VORLIEGENDER TEXT:
▬▬▬▬▬▬▬▬▬▬

Kurios: „Jingle Bells“ ist das erste Lied, das im Weltall gespielt worden ist. Die Astronauten Wally Schirra und Tom Stafford übertrugen ihre Interpretation per Funkübertragung am 16. Dezember 1965 zur Erde. Kein Wunder, dass sie sich für dieses Lied entschieden haben!
Wham! – Last Christmas
Bei wahrscheinlich keinem Weihnachtslied scheiden sich die Geister so sehr wie bei „Last Christmas“. Doch Fakt ist: Der Song des Duos um George Michaels und Andrew Ridgeley ist seit seiner Veröffentlichung im Jahre 1984 ausgesprochen erfolgreich. Er steht vermutlich wie kein zweites zeitgenössisches Stück für den Beginn der Weihnachtszeit. Dabei hat es einen melancholischen Charakter, denn inhaltlich geht es um eine verflossene Liebesbeziehung aus dem Weihnachtsfest des Vorjahres.
Und „Last Christmas“ ist hierzulande Rekordhalter: Kein anderer Song hält sich derart lange in den deutschen Charts – die zweite Adventswoche 2022 ist bereits die 162. Woche, in der das Lied in den Charts steht. Bei seiner Erstveröffentlichung erreichte es zwar nur Platz 7, doch am 24. Dezember 2021 gelang dem Hit erstmals der Sprung auf Platz 1. Ehre, wem Ehre gebührt!
Die nervigsten Weihnachtslieder 2022: Von Mariah Carey bis Justin Bieber – und Wham!
Mariah Carey – All I Want For Christmas Is You
Der Albtraum jedes Einzelhandels-Mitarbeiters zur Weihnachtszeit: Seit 1994 quält die US-amerikanische Vorzeige-Diva Jahr für Jahr die Zuhörer sämtlicher Pop-Radiostationen auf diesem Planeten. Stimmgewaltig teilt Mariah Carey der ganzen Welt mit, dass sie sich ganz bescheiden nicht anderes zu Weihnachten wünscht als einen unbekannten Adressaten. Der Song mag beim ersten Hören noch recht catchy sein, doch nutzt sich die Feel-Good-Nummer mit ihrem quietschbunten Musikvideo ziemlich schnell ab.

Und auch heute noch sorgt er für Diskussionen: Erst im November 2022 blitzte Carey mit ihrem Versuch ab, sich den Titel „Queen of Christmas“ gerichtlich schützen zu lassen. Begründung des Gerichts: Der Begriff „Weihnachten“ ließe sich nicht als Marke monopolisieren. Dem Erfolg tut das keinen Abbruch: Erstmals am 27. Dezember 2019 und damit 25 Jahre nach seiner Erstveröffentlichung kletterte der Song auf Platz 1 der deutschen Charts. Dort steht er seitdem Jahr für Jahr – so auch in der zweiten Adventswoche 2022. Er wird uns also auch weiterhin begleiten – leider.

▬▬▬▬▬▬▬▬▬▬

EINGABEDATEN:
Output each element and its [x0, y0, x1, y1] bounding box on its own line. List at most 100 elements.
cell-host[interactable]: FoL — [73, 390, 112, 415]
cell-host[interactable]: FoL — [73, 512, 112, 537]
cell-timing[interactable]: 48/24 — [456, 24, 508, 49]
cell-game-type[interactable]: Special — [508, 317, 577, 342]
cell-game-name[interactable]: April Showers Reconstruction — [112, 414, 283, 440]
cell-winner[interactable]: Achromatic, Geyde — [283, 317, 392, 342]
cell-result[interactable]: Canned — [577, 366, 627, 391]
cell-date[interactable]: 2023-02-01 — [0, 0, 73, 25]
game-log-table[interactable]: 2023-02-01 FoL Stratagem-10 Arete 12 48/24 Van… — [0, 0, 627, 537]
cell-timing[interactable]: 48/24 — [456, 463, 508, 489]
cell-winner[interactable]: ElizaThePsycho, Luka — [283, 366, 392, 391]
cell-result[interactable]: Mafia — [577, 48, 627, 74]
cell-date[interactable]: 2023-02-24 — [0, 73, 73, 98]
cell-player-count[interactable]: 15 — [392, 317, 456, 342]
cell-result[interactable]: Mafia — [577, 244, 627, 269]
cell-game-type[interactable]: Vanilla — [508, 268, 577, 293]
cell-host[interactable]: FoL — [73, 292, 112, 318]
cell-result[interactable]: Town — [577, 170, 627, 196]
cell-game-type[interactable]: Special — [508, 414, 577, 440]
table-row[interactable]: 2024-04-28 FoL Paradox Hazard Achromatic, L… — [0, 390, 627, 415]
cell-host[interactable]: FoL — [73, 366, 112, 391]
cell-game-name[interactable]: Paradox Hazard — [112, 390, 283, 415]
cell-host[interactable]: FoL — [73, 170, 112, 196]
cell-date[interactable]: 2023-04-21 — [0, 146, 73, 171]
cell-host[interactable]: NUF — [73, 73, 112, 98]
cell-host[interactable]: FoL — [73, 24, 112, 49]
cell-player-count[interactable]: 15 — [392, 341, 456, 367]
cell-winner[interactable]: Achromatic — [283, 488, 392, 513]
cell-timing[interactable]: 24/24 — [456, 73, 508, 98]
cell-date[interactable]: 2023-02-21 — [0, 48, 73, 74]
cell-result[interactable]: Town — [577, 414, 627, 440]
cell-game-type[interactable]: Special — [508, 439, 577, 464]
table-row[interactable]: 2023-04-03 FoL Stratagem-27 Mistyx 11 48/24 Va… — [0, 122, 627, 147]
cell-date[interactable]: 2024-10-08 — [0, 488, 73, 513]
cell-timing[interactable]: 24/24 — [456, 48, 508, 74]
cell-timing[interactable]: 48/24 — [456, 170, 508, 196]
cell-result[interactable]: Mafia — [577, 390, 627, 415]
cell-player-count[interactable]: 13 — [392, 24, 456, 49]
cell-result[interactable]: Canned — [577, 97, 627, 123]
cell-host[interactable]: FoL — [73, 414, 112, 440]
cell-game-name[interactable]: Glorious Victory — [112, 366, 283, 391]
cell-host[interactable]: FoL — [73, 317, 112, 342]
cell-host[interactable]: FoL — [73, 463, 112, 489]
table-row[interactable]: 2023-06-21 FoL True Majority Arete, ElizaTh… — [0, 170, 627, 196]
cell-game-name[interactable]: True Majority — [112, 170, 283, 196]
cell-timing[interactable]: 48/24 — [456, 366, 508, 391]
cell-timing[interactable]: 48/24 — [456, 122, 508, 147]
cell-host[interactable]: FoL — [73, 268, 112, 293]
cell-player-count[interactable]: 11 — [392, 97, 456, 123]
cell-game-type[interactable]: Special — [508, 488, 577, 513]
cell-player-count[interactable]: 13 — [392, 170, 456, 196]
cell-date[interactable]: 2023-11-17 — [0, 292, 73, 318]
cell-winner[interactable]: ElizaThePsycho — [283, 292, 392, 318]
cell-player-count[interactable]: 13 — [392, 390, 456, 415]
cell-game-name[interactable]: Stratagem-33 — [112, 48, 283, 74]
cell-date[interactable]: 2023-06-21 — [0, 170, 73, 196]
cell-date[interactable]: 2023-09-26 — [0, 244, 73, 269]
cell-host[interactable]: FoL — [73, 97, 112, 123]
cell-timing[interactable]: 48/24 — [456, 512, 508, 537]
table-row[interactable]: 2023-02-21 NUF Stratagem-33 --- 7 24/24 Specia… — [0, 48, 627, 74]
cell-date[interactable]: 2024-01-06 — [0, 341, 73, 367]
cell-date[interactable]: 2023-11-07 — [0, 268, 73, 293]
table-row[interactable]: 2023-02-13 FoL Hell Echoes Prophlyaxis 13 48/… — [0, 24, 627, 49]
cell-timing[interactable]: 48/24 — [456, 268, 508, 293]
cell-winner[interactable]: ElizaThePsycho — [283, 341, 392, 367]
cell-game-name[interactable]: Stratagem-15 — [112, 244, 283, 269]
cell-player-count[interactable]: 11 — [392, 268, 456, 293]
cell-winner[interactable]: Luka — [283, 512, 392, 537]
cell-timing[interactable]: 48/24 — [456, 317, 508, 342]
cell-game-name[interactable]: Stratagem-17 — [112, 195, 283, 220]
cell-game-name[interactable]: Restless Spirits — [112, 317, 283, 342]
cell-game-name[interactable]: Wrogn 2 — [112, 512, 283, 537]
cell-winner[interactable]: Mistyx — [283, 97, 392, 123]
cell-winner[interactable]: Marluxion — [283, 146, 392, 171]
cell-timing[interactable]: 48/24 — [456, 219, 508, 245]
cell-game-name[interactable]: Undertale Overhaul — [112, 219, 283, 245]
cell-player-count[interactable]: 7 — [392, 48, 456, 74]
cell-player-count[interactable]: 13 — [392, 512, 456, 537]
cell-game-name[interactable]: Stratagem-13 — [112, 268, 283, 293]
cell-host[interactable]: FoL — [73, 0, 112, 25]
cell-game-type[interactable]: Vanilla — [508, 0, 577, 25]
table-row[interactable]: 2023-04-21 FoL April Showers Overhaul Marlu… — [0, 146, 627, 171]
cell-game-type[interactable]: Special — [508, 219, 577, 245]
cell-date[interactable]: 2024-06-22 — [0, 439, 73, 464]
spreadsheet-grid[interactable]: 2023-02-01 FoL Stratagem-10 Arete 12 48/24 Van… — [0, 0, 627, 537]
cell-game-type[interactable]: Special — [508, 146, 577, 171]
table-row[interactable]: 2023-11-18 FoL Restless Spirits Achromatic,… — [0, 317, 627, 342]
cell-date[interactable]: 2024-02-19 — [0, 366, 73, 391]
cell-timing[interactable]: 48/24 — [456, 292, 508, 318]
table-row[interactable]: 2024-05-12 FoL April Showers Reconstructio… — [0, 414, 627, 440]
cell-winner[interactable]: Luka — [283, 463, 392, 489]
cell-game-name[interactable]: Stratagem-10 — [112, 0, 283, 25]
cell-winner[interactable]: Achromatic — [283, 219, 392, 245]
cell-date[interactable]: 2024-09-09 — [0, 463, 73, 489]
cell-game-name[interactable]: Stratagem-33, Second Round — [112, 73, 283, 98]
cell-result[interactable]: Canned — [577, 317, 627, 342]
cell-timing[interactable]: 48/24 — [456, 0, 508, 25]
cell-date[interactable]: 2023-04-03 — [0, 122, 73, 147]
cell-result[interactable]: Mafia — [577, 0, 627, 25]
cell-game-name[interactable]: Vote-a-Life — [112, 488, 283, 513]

▬▬▬▬▬▬▬▬▬▬

AUFGABEN BEARBEITEN:
1. Gib aus dem Text über Weihnachtslieder den Abschnitt wortgetreu wieder, der mit den Worten „Die nervigsten Weihnachtslieder“ beginnt und mit „ziemlich schnell ab.“ endet.
2. Zitiere aus den Datensätzen wörtlich nur die Zeilen vom Anfang der Datensätze bis einschließlich der Zeile, die „cell-timing[interactable]: 48/24 — [456, 24, 508, 49]“ enthält.

DIE LÖSUNGEN:
1.
Die nervigsten Weihnachtslieder 2022: Von Mariah Carey bis Justin Bieber – und Wham!
Mariah Carey – All I Want For Christmas Is You
Der Albtraum jedes Einzelhandels-Mitarbeiters zur Weihnachtszeit: Seit 1994 quält die US-amerikanische Vorzeige-Diva Jahr für Jahr die Zuhörer sämtlicher Pop-Radiostationen auf diesem Planeten. Stimmgewaltig teilt Mariah Carey der ganzen Welt mit, dass sie sich ganz bescheiden nicht anderes zu Weihnachten wünscht als einen unbekannten Adressaten. Der Song mag beim ersten Hören noch recht catchy sein, doch nutzt sich die Feel-Good-Nummer mit ihrem quietschbunten Musikvideo ziemlich schnell ab.

2.
Output each element and its [x0, y0, x1, y1] bounding box on its own line. List at most 100 elements.
cell-host[interactable]: FoL — [73, 390, 112, 415]
cell-host[interactable]: FoL — [73, 512, 112, 537]
cell-timing[interactable]: 48/24 — [456, 24, 508, 49]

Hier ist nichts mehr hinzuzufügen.